Task statement:
Copy every line of the records below where the word "this" occurs.

Records:
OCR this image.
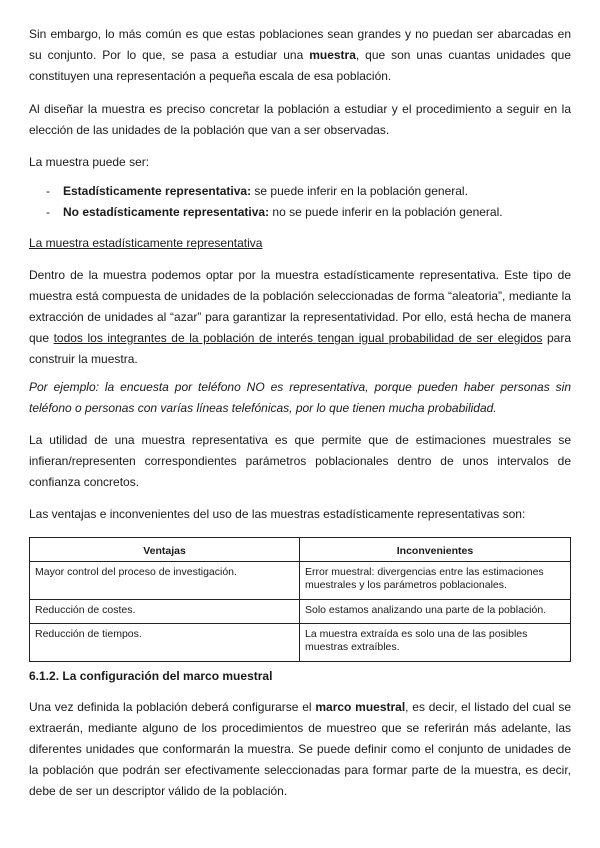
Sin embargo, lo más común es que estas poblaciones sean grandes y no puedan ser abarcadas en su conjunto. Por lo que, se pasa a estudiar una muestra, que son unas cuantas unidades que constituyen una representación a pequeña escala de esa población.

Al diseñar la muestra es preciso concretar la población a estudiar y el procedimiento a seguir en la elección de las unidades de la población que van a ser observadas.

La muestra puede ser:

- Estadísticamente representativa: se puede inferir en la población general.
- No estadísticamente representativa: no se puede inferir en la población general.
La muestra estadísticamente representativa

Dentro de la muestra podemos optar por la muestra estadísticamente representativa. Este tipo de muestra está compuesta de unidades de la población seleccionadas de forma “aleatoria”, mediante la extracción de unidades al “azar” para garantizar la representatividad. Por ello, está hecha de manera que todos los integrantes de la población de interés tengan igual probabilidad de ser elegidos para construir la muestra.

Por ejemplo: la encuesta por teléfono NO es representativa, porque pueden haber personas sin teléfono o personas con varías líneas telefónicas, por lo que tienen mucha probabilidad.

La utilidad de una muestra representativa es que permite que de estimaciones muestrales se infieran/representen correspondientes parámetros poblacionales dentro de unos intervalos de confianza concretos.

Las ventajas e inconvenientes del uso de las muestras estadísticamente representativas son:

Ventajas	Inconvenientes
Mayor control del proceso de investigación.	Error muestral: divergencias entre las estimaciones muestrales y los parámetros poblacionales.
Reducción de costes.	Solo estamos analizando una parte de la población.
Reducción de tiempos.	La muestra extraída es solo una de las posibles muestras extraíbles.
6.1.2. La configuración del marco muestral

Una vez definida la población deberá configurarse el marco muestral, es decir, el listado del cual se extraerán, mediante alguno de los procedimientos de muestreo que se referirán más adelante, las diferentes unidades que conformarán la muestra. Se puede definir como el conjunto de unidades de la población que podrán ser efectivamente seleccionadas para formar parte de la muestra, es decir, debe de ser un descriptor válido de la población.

==

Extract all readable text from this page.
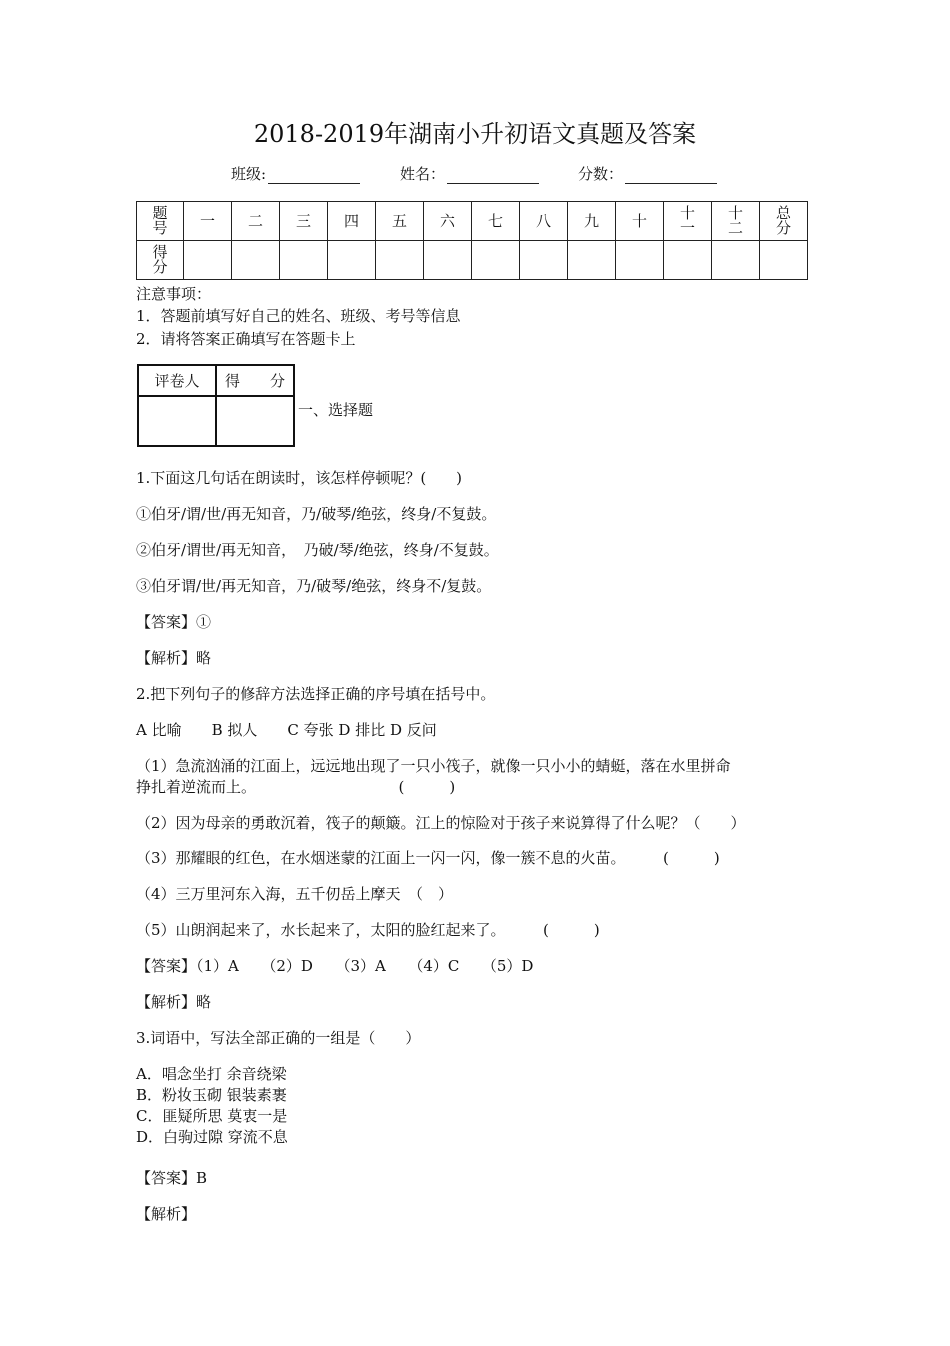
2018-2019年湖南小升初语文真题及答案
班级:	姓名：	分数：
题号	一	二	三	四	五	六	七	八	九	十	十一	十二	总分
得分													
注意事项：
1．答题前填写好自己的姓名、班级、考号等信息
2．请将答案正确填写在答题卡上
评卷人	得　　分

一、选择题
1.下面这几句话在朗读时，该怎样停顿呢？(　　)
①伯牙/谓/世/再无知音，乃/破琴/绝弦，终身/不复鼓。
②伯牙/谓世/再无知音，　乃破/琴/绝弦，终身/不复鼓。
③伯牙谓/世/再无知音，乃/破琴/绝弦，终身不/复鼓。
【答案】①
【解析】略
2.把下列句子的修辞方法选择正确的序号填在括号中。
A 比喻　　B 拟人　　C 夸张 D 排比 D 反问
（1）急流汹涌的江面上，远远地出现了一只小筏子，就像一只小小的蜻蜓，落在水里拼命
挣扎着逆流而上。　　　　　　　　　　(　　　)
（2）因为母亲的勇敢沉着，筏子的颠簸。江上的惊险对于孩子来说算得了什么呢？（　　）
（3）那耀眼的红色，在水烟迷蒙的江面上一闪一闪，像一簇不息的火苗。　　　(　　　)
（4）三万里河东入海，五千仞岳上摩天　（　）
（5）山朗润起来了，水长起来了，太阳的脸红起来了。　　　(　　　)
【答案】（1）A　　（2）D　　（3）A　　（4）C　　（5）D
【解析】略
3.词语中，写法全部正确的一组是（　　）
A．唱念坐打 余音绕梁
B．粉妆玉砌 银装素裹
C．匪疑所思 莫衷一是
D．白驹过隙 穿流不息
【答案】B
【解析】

Correct output:
OCR this image.
Extract all readable text from this page.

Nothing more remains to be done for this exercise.